■ **Records provided**:
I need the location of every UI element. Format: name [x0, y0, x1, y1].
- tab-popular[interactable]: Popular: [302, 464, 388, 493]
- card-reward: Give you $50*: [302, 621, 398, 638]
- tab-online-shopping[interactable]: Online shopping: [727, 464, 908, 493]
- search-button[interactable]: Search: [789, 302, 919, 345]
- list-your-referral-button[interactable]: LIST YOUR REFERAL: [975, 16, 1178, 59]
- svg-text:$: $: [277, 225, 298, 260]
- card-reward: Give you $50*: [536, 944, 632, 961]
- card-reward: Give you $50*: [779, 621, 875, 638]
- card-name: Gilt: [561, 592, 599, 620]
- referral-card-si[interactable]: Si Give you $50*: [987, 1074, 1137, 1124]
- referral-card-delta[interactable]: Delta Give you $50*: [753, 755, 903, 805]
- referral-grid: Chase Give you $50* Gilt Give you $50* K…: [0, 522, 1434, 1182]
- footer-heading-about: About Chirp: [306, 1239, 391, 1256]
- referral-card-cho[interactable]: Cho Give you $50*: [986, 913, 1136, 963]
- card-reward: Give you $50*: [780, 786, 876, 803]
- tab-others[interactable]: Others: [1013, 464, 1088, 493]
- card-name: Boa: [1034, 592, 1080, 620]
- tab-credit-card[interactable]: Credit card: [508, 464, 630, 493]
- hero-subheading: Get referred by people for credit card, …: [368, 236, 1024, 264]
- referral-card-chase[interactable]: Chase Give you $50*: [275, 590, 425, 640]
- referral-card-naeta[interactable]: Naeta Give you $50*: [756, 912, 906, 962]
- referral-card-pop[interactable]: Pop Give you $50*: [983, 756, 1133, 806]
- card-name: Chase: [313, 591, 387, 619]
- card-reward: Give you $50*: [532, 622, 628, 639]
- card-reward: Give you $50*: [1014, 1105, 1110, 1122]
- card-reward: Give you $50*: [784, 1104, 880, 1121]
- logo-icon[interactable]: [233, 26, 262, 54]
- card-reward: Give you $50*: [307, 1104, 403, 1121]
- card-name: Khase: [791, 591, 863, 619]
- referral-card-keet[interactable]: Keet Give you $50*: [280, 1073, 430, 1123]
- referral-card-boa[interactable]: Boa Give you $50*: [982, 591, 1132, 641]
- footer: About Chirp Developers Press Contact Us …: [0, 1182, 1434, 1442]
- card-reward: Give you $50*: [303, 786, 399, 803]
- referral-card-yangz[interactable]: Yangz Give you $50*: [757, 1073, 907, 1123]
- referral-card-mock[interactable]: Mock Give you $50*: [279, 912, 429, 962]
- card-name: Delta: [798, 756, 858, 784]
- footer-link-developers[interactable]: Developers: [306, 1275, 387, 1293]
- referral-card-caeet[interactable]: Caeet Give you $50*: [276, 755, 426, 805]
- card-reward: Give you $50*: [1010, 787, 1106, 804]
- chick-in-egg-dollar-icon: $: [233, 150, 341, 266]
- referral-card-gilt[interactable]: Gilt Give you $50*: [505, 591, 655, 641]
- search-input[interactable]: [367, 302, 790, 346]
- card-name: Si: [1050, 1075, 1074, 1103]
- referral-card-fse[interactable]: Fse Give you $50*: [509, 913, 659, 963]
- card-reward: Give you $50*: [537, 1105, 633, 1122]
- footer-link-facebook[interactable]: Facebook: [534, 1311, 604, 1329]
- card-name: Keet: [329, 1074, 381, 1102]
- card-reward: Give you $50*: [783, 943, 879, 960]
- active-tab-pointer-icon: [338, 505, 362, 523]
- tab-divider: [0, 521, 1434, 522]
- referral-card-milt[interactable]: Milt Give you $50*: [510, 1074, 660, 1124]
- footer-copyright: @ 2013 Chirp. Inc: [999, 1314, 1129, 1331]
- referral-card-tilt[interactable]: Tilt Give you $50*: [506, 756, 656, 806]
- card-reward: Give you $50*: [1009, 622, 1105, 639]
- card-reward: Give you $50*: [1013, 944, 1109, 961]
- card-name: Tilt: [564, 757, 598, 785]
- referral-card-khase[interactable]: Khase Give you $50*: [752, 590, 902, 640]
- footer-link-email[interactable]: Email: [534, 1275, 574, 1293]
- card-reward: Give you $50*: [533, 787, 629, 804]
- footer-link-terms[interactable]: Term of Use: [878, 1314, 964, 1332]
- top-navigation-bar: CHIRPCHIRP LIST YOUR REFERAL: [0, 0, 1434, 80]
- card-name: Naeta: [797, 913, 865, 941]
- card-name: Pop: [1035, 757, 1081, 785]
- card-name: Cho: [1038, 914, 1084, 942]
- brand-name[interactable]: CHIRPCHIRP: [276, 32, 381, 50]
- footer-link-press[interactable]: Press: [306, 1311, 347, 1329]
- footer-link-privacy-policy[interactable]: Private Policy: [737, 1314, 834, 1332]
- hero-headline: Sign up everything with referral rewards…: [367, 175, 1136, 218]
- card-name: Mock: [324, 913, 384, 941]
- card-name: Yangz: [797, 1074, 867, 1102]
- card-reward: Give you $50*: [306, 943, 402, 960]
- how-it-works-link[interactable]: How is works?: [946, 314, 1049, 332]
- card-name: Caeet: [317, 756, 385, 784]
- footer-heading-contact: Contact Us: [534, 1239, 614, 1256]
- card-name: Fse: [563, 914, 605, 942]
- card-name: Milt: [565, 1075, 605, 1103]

■ **Exercise task**:
Update the material by replacing each occurrence of "card-name" with "card-title", leaving everything else unchanged.

■ **Answer**:
I need the location of every UI element. Format: name [x0, y0, x1, y1].
- tab-popular[interactable]: Popular: [302, 464, 388, 493]
- card-reward: Give you $50*: [302, 621, 398, 638]
- tab-online-shopping[interactable]: Online shopping: [727, 464, 908, 493]
- search-button[interactable]: Search: [789, 302, 919, 345]
- list-your-referral-button[interactable]: LIST YOUR REFERAL: [975, 16, 1178, 59]
- svg-text:$: $: [277, 225, 298, 260]
- card-reward: Give you $50*: [536, 944, 632, 961]
- card-reward: Give you $50*: [779, 621, 875, 638]
- card-title: Gilt: [561, 592, 599, 620]
- referral-card-si[interactable]: Si Give you $50*: [987, 1074, 1137, 1124]
- referral-card-delta[interactable]: Delta Give you $50*: [753, 755, 903, 805]
- referral-grid: Chase Give you $50* Gilt Give you $50* K…: [0, 522, 1434, 1182]
- footer-heading-about: About Chirp: [306, 1239, 391, 1256]
- referral-card-cho[interactable]: Cho Give you $50*: [986, 913, 1136, 963]
- card-reward: Give you $50*: [780, 786, 876, 803]
- tab-others[interactable]: Others: [1013, 464, 1088, 493]
- card-title: Boa: [1034, 592, 1080, 620]
- tab-credit-card[interactable]: Credit card: [508, 464, 630, 493]
- hero-subheading: Get referred by people for credit card, …: [368, 236, 1024, 264]
- referral-card-chase[interactable]: Chase Give you $50*: [275, 590, 425, 640]
- referral-card-naeta[interactable]: Naeta Give you $50*: [756, 912, 906, 962]
- referral-card-pop[interactable]: Pop Give you $50*: [983, 756, 1133, 806]
- card-title: Chase: [313, 591, 387, 619]
- card-reward: Give you $50*: [532, 622, 628, 639]
- card-reward: Give you $50*: [1014, 1105, 1110, 1122]
- card-reward: Give you $50*: [784, 1104, 880, 1121]
- logo-icon[interactable]: [233, 26, 262, 54]
- card-reward: Give you $50*: [307, 1104, 403, 1121]
- card-title: Khase: [791, 591, 863, 619]
- referral-card-keet[interactable]: Keet Give you $50*: [280, 1073, 430, 1123]
- referral-card-boa[interactable]: Boa Give you $50*: [982, 591, 1132, 641]
- footer: About Chirp Developers Press Contact Us …: [0, 1182, 1434, 1442]
- card-reward: Give you $50*: [303, 786, 399, 803]
- referral-card-yangz[interactable]: Yangz Give you $50*: [757, 1073, 907, 1123]
- referral-card-mock[interactable]: Mock Give you $50*: [279, 912, 429, 962]
- card-title: Delta: [798, 756, 858, 784]
- footer-link-developers[interactable]: Developers: [306, 1275, 387, 1293]
- referral-card-caeet[interactable]: Caeet Give you $50*: [276, 755, 426, 805]
- card-reward: Give you $50*: [1010, 787, 1106, 804]
- chick-in-egg-dollar-icon: $: [233, 150, 341, 266]
- referral-card-gilt[interactable]: Gilt Give you $50*: [505, 591, 655, 641]
- search-input[interactable]: [367, 302, 790, 346]
- card-title: Si: [1050, 1075, 1074, 1103]
- referral-card-fse[interactable]: Fse Give you $50*: [509, 913, 659, 963]
- card-reward: Give you $50*: [537, 1105, 633, 1122]
- footer-link-facebook[interactable]: Facebook: [534, 1311, 604, 1329]
- card-title: Keet: [329, 1074, 381, 1102]
- card-reward: Give you $50*: [783, 943, 879, 960]
- active-tab-pointer-icon: [338, 505, 362, 523]
- tab-divider: [0, 521, 1434, 522]
- referral-card-milt[interactable]: Milt Give you $50*: [510, 1074, 660, 1124]
- footer-copyright: @ 2013 Chirp. Inc: [999, 1314, 1129, 1331]
- referral-card-tilt[interactable]: Tilt Give you $50*: [506, 756, 656, 806]
- card-reward: Give you $50*: [1009, 622, 1105, 639]
- card-reward: Give you $50*: [1013, 944, 1109, 961]
- card-title: Tilt: [564, 757, 598, 785]
- referral-card-khase[interactable]: Khase Give you $50*: [752, 590, 902, 640]
- footer-link-email[interactable]: Email: [534, 1275, 574, 1293]
- card-reward: Give you $50*: [533, 787, 629, 804]
- footer-link-terms[interactable]: Term of Use: [878, 1314, 964, 1332]
- top-navigation-bar: CHIRPCHIRP LIST YOUR REFERAL: [0, 0, 1434, 80]
- card-title: Naeta: [797, 913, 865, 941]
- card-title: Pop: [1035, 757, 1081, 785]
- card-title: Cho: [1038, 914, 1084, 942]
- brand-name[interactable]: CHIRPCHIRP: [276, 32, 381, 50]
- footer-link-press[interactable]: Press: [306, 1311, 347, 1329]
- footer-link-privacy-policy[interactable]: Private Policy: [737, 1314, 834, 1332]
- hero-headline: Sign up everything with referral rewards…: [367, 175, 1136, 218]
- card-title: Mock: [324, 913, 384, 941]
- card-title: Yangz: [797, 1074, 867, 1102]
- card-reward: Give you $50*: [306, 943, 402, 960]
- how-it-works-link[interactable]: How is works?: [946, 314, 1049, 332]
- card-title: Caeet: [317, 756, 385, 784]
- footer-heading-contact: Contact Us: [534, 1239, 614, 1256]
- card-title: Fse: [563, 914, 605, 942]
- card-title: Milt: [565, 1075, 605, 1103]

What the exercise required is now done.